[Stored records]
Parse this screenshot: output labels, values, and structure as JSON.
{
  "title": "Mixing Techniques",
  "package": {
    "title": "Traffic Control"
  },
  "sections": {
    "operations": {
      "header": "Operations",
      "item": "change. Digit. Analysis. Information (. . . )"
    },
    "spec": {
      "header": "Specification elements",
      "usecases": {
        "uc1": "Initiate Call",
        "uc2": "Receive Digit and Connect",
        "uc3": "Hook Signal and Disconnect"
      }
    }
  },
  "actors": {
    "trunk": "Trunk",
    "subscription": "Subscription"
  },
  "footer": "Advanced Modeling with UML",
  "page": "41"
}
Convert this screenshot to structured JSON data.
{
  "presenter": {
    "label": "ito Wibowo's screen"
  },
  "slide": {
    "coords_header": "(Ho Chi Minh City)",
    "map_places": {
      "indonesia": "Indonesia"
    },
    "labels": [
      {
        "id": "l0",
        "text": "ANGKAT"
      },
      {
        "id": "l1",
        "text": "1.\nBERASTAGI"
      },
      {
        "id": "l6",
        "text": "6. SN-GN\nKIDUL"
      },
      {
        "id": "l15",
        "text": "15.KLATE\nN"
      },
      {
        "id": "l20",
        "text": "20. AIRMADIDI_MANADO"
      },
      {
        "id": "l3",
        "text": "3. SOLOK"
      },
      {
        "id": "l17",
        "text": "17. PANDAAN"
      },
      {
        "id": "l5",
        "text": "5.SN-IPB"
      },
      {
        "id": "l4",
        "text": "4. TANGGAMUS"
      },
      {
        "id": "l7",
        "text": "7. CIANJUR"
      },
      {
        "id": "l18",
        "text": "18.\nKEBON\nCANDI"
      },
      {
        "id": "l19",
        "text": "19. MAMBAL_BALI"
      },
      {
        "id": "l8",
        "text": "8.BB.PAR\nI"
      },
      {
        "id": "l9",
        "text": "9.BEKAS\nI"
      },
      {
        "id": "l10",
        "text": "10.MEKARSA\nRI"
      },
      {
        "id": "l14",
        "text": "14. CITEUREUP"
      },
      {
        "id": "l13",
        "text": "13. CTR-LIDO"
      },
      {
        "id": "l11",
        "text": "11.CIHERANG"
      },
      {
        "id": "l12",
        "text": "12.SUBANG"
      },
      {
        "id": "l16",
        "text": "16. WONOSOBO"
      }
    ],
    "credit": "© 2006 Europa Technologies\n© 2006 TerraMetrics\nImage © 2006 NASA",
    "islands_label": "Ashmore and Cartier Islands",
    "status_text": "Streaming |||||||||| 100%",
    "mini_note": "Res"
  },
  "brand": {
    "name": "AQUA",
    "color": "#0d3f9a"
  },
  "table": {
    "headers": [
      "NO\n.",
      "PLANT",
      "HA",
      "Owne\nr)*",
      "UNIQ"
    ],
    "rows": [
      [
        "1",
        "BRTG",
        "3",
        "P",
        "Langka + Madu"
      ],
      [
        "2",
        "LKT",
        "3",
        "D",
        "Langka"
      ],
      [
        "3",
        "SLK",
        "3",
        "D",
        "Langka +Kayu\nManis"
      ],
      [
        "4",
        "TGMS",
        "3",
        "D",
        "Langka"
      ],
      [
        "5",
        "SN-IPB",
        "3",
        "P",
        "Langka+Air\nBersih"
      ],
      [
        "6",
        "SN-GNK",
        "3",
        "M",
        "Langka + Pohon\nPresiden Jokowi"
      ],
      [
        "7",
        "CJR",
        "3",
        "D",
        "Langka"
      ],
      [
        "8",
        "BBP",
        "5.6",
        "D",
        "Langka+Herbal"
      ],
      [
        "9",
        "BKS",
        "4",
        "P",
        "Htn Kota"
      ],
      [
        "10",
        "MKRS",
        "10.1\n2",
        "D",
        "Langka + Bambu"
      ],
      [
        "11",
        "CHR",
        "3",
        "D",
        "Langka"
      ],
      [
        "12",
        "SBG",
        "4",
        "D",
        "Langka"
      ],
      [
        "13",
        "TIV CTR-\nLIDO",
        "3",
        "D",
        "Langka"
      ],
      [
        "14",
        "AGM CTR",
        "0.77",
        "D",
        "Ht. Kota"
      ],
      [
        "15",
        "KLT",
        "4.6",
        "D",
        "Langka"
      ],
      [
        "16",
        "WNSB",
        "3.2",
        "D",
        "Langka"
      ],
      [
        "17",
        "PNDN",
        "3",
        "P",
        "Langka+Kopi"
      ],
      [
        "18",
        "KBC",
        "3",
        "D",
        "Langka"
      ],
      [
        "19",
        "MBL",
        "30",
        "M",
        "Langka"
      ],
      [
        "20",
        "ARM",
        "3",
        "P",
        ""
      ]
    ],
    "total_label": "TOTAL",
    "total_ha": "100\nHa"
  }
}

### GIVEN PROBLEM:
Using the records above, copy each line that contains "screenshot".

### TASK RESPONSE:
Parse this screenshot: output labels, values, and structure as JSON.
Convert this screenshot to structured JSON data.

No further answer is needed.